Directive: State how many lines hold the string "Hospital". Give the number and nothing else.

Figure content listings

------------------------------------------------------------------------

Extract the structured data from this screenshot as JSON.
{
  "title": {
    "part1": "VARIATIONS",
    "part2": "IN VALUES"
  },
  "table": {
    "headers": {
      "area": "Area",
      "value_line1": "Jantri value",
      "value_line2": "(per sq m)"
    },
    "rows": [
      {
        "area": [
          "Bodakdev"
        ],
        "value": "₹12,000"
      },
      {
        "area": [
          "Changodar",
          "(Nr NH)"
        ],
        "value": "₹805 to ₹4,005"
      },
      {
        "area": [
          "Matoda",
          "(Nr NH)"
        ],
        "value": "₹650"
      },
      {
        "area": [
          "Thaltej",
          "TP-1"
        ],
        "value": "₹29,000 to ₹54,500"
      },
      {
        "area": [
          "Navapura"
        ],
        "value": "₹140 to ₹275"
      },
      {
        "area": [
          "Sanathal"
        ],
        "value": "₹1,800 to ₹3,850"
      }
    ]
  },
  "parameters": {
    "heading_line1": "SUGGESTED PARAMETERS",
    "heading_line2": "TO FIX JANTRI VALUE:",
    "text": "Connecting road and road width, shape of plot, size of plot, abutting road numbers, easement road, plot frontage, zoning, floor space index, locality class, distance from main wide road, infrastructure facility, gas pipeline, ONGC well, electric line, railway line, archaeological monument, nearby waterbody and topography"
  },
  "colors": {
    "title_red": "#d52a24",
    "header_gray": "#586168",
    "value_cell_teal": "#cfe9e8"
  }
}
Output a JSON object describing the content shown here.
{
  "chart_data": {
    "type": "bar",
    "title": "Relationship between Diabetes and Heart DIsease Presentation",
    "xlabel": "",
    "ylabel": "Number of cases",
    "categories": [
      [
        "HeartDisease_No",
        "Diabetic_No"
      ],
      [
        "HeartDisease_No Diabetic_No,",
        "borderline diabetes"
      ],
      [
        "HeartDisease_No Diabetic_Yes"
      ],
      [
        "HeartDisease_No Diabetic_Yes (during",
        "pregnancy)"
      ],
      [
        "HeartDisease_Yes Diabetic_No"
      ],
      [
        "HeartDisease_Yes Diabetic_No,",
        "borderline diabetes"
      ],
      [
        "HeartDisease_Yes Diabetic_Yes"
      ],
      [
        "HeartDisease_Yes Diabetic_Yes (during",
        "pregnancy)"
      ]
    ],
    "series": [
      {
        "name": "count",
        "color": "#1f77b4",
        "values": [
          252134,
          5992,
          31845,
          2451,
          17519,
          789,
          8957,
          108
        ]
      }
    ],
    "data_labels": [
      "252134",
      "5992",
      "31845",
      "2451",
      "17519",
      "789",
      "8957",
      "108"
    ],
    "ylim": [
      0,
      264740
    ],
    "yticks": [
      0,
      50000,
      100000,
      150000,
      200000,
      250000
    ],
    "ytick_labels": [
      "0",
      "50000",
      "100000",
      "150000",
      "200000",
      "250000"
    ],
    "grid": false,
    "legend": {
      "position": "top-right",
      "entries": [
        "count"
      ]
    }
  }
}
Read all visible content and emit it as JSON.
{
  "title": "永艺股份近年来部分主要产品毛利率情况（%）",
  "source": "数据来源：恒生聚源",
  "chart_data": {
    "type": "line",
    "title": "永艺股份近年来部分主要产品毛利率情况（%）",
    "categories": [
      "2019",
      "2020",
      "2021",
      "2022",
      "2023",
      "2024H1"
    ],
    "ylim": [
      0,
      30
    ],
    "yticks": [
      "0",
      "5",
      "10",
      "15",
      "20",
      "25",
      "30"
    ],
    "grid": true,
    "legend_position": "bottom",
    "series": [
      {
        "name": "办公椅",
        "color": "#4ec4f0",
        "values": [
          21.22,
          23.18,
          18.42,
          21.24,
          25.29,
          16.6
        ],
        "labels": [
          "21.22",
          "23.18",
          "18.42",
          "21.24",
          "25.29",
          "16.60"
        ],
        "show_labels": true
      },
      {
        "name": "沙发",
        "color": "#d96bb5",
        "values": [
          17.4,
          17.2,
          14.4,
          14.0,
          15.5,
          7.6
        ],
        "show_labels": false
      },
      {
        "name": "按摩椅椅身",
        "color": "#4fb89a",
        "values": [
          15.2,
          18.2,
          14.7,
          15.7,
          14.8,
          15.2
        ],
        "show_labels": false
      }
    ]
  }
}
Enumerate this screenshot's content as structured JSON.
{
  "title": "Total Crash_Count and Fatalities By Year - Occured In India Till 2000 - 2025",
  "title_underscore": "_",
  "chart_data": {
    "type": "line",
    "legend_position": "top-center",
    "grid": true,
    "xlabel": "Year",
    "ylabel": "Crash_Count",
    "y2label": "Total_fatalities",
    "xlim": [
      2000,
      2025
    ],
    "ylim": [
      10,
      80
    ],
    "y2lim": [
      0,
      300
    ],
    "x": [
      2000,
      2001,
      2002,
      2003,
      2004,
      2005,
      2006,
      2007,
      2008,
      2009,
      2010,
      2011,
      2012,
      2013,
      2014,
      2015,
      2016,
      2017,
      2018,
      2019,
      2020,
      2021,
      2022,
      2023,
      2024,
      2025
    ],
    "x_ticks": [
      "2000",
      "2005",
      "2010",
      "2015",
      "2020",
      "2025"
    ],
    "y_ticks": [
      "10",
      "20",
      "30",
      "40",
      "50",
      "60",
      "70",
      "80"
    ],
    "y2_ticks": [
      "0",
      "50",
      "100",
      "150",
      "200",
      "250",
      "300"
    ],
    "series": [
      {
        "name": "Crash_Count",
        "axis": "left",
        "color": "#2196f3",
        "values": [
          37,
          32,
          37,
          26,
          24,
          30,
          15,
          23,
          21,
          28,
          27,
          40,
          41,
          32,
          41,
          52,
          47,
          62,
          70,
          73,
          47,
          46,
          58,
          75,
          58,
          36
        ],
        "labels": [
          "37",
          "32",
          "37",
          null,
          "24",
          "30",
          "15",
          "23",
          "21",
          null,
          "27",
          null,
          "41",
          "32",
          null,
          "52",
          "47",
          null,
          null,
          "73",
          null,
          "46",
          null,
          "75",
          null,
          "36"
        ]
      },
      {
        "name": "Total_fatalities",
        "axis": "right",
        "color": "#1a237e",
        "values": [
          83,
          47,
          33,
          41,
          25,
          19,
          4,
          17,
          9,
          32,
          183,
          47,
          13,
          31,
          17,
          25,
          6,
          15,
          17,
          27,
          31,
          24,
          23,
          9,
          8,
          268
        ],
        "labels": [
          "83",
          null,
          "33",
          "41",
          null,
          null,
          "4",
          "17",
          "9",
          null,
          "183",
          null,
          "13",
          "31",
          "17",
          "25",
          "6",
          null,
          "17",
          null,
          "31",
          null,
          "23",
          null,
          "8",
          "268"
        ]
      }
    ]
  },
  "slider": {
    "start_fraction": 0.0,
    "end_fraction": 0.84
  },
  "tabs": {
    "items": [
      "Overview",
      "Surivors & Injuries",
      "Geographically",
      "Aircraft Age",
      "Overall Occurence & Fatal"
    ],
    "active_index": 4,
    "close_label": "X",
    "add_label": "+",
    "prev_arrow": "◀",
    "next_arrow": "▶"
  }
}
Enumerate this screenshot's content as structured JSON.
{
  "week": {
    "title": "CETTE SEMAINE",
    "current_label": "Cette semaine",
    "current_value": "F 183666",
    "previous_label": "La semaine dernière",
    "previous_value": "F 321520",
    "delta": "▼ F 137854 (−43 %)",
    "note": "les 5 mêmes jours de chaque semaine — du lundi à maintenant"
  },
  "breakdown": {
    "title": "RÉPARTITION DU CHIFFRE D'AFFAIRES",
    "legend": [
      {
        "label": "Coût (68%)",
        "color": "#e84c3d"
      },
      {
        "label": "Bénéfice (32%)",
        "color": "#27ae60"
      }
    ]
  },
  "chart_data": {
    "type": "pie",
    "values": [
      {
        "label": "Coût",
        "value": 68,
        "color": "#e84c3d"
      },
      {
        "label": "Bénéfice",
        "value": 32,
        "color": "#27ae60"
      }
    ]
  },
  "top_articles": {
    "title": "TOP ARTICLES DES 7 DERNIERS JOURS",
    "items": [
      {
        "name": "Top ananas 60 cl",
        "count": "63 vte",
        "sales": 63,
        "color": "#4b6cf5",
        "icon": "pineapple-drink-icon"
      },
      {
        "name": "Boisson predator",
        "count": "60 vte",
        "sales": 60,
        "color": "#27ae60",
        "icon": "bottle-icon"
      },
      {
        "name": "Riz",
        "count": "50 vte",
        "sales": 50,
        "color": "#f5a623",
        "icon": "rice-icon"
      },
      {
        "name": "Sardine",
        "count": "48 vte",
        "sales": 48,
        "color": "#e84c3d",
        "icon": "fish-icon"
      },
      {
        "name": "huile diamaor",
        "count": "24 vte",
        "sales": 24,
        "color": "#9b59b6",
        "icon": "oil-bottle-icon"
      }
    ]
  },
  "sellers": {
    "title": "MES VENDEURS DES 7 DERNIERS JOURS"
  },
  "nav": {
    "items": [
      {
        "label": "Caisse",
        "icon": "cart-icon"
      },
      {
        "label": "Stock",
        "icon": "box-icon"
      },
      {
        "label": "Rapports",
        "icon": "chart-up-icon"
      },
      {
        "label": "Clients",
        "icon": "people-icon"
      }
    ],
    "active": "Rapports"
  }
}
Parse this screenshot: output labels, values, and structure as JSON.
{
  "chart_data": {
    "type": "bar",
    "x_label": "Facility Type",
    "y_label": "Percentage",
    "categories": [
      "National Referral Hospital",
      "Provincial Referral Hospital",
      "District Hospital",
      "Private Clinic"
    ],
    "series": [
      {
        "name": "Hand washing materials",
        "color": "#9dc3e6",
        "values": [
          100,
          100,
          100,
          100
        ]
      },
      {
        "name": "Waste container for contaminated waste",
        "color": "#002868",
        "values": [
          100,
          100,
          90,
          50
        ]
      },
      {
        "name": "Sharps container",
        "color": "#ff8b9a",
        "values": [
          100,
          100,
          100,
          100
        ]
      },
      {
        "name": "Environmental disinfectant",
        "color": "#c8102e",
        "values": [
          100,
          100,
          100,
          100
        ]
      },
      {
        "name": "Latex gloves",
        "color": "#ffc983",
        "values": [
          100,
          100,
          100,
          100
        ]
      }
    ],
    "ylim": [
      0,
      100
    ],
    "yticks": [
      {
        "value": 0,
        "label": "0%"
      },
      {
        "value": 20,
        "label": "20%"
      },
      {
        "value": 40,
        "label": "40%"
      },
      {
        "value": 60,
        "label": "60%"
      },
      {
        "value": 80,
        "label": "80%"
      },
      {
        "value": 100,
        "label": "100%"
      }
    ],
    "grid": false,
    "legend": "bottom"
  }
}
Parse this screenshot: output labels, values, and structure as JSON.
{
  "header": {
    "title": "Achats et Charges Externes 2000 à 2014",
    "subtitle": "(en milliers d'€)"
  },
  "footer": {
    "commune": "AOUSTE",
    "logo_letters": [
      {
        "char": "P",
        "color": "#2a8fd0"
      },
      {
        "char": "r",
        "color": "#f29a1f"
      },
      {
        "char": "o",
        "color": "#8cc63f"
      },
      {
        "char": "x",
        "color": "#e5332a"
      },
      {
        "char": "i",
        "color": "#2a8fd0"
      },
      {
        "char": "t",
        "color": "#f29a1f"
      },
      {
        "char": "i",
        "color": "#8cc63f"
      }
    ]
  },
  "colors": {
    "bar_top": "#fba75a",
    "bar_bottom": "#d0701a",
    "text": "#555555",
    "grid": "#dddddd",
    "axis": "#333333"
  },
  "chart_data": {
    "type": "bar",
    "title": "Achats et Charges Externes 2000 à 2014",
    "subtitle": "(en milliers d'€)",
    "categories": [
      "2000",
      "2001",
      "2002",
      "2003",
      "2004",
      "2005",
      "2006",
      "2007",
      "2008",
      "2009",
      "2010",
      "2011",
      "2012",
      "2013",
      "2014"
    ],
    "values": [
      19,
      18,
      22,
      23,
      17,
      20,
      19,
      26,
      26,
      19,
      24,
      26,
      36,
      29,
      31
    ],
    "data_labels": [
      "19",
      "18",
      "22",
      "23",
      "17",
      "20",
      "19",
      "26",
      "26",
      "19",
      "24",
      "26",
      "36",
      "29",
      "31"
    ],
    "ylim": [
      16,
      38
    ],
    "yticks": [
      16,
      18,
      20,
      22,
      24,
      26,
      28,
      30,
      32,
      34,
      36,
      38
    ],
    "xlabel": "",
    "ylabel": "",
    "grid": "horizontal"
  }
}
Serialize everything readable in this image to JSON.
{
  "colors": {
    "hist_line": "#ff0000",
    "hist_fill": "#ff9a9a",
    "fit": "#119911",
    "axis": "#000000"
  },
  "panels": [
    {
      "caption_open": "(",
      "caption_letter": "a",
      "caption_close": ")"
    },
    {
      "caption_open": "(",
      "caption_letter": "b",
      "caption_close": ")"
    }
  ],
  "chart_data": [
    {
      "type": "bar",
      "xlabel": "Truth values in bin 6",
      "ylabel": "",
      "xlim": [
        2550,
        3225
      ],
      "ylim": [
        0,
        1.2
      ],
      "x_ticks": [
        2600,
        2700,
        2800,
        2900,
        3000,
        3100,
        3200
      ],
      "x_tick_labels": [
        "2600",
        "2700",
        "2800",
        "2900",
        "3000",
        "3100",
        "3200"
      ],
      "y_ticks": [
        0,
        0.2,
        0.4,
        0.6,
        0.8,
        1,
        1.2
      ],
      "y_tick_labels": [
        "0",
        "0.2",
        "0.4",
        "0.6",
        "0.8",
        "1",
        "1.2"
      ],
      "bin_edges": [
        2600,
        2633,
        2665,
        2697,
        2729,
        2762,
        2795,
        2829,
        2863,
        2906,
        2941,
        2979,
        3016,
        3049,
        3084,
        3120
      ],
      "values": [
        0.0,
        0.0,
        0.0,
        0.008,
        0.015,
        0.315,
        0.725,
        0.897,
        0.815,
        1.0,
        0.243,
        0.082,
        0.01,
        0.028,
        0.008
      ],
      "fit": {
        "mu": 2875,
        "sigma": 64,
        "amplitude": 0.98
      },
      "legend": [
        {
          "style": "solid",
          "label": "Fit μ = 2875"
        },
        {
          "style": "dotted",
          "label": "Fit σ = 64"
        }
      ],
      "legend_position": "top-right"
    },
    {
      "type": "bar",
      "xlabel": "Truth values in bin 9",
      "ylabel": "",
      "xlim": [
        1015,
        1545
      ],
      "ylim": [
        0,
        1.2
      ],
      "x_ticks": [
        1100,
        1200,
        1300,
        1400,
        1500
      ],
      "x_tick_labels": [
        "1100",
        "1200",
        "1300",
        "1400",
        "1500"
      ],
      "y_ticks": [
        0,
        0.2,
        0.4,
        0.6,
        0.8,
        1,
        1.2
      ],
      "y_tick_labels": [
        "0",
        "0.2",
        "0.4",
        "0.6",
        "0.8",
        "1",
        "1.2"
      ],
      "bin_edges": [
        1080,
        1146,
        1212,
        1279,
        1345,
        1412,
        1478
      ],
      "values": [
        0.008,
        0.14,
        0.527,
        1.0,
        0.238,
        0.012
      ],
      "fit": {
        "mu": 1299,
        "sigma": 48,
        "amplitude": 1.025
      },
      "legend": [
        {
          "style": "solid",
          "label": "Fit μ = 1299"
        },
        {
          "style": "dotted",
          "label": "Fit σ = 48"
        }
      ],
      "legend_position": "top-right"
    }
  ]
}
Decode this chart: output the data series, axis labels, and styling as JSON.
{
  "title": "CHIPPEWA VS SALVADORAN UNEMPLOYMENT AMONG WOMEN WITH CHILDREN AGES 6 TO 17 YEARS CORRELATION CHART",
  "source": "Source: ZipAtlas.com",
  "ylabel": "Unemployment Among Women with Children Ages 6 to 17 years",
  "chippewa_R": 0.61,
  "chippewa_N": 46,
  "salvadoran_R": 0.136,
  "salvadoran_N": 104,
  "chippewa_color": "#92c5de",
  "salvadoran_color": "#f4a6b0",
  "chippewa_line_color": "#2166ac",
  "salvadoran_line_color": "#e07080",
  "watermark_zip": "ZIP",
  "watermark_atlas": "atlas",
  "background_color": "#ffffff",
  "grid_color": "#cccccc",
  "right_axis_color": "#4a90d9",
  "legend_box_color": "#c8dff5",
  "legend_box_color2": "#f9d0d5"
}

------------------------------------------------------------------------

Finished answer: 3